begin SUPPLIED RECORDS

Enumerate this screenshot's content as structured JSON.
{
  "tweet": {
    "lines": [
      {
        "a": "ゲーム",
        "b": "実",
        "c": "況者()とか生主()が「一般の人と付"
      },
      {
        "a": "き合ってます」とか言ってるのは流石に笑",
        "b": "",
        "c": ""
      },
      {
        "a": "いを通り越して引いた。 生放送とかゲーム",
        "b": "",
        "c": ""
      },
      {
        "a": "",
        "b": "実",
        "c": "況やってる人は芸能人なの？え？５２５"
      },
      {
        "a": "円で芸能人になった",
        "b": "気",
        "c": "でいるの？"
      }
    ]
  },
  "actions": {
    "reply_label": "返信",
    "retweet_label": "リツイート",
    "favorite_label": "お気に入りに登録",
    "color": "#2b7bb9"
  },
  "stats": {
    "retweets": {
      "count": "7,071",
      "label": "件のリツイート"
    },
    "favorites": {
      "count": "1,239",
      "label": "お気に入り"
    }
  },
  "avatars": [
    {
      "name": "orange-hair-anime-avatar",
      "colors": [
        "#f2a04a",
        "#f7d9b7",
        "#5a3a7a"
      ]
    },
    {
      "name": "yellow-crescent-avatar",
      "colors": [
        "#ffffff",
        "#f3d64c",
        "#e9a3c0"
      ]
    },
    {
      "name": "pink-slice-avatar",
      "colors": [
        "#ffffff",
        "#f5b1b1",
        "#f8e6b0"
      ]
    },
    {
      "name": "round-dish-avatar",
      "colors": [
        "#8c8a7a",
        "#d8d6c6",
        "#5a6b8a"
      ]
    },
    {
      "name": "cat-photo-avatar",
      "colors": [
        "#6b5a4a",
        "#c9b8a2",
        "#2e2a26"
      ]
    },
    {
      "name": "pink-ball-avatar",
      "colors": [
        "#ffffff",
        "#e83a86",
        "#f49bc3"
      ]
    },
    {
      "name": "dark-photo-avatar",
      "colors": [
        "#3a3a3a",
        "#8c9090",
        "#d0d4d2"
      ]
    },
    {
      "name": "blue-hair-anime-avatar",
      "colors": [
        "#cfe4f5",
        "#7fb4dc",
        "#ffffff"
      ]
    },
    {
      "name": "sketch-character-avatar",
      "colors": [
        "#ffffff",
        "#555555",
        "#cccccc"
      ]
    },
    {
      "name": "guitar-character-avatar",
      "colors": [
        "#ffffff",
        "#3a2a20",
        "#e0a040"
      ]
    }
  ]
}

end SUPPLIED RECORDS

Go through the records above and retype each one exactly.

Enumerate this screenshot's content as structured JSON.
{
  "tweet": {
    "lines": [
      {
        "a": "ゲーム",
        "b": "実",
        "c": "況者()とか生主()が「一般の人と付"
      },
      {
        "a": "き合ってます」とか言ってるのは流石に笑",
        "b": "",
        "c": ""
      },
      {
        "a": "いを通り越して引いた。 生放送とかゲーム",
        "b": "",
        "c": ""
      },
      {
        "a": "",
        "b": "実",
        "c": "況やってる人は芸能人なの？え？５２５"
      },
      {
        "a": "円で芸能人になった",
        "b": "気",
        "c": "でいるの？"
      }
    ]
  },
  "actions": {
    "reply_label": "返信",
    "retweet_label": "リツイート",
    "favorite_label": "お気に入りに登録",
    "color": "#2b7bb9"
  },
  "stats": {
    "retweets": {
      "count": "7,071",
      "label": "件のリツイート"
    },
    "favorites": {
      "count": "1,239",
      "label": "お気に入り"
    }
  },
  "avatars": [
    {
      "name": "orange-hair-anime-avatar",
      "colors": [
        "#f2a04a",
        "#f7d9b7",
        "#5a3a7a"
      ]
    },
    {
      "name": "yellow-crescent-avatar",
      "colors": [
        "#ffffff",
        "#f3d64c",
        "#e9a3c0"
      ]
    },
    {
      "name": "pink-slice-avatar",
      "colors": [
        "#ffffff",
        "#f5b1b1",
        "#f8e6b0"
      ]
    },
    {
      "name": "round-dish-avatar",
      "colors": [
        "#8c8a7a",
        "#d8d6c6",
        "#5a6b8a"
      ]
    },
    {
      "name": "cat-photo-avatar",
      "colors": [
        "#6b5a4a",
        "#c9b8a2",
        "#2e2a26"
      ]
    },
    {
      "name": "pink-ball-avatar",
      "colors": [
        "#ffffff",
        "#e83a86",
        "#f49bc3"
      ]
    },
    {
      "name": "dark-photo-avatar",
      "colors": [
        "#3a3a3a",
        "#8c9090",
        "#d0d4d2"
      ]
    },
    {
      "name": "blue-hair-anime-avatar",
      "colors": [
        "#cfe4f5",
        "#7fb4dc",
        "#ffffff"
      ]
    },
    {
      "name": "sketch-character-avatar",
      "colors": [
        "#ffffff",
        "#555555",
        "#cccccc"
      ]
    },
    {
      "name": "guitar-character-avatar",
      "colors": [
        "#ffffff",
        "#3a2a20",
        "#e0a040"
      ]
    }
  ]
}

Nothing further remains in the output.